• DESCRIPTION OF THE TASK
Using the material below, copy every line where "CHƯƠNG" appears.

• Records from a data collection
______

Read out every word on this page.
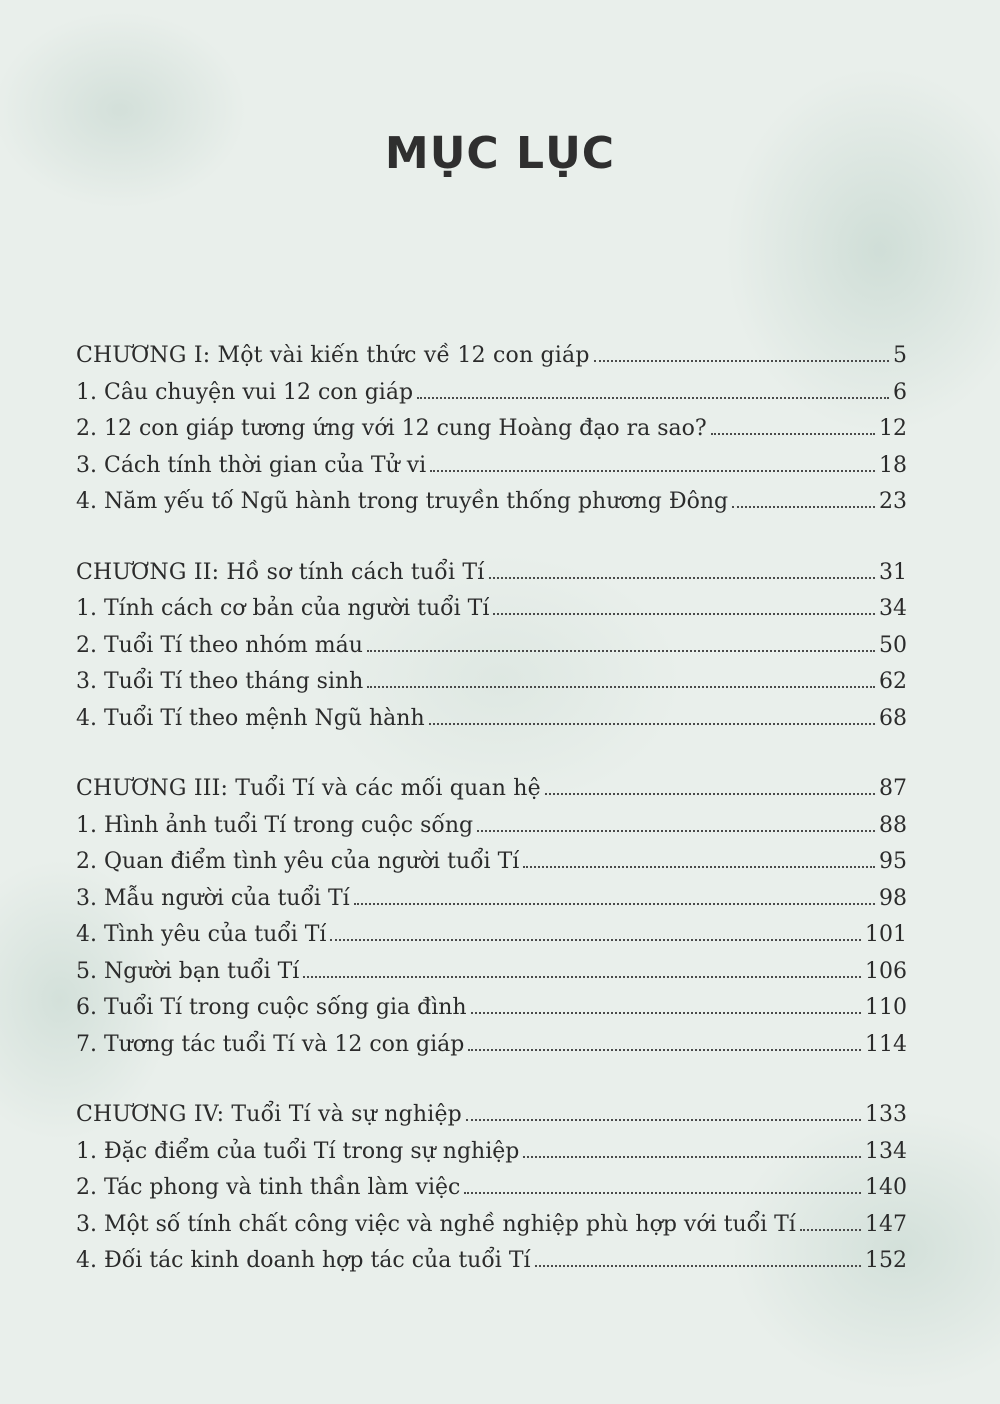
MỤC LỤC
CHƯƠNG I: Một vài kiến thức về 12 con giáp	5
1. Câu chuyện vui 12 con giáp	6
2. 12 con giáp tương ứng với 12 cung Hoàng đạo ra sao?	12
3. Cách tính thời gian của Tử vi	18
4. Năm yếu tố Ngũ hành trong truyền thống phương Đông	23
CHƯƠNG II: Hồ sơ tính cách tuổi Tí	31
1. Tính cách cơ bản của người tuổi Tí	34
2. Tuổi Tí theo nhóm máu	50
3. Tuổi Tí theo tháng sinh	62
4. Tuổi Tí theo mệnh Ngũ hành	68
CHƯƠNG III: Tuổi Tí và các mối quan hệ	87
1. Hình ảnh tuổi Tí trong cuộc sống	88
2. Quan điểm tình yêu của người tuổi Tí	95
3. Mẫu người của tuổi Tí	98
4. Tình yêu của tuổi Tí	101
5. Người bạn tuổi Tí	106
6. Tuổi Tí trong cuộc sống gia đình	110
7. Tương tác tuổi Tí và 12 con giáp	114
CHƯƠNG IV: Tuổi Tí và sự nghiệp	133
1. Đặc điểm của tuổi Tí trong sự nghiệp	134
2. Tác phong và tinh thần làm việc	140
3. Một số tính chất công việc và nghề nghiệp phù hợp với tuổi Tí	147
4. Đối tác kinh doanh hợp tác của tuổi Tí	152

______

• RESPONSE TO THE EXERCISE
CHƯƠNG I: Một vài kiến thức về 12 con giáp	5
CHƯƠNG II: Hồ sơ tính cách tuổi Tí	31
CHƯƠNG III: Tuổi Tí và các mối quan hệ	87
CHƯƠNG IV: Tuổi Tí và sự nghiệp	133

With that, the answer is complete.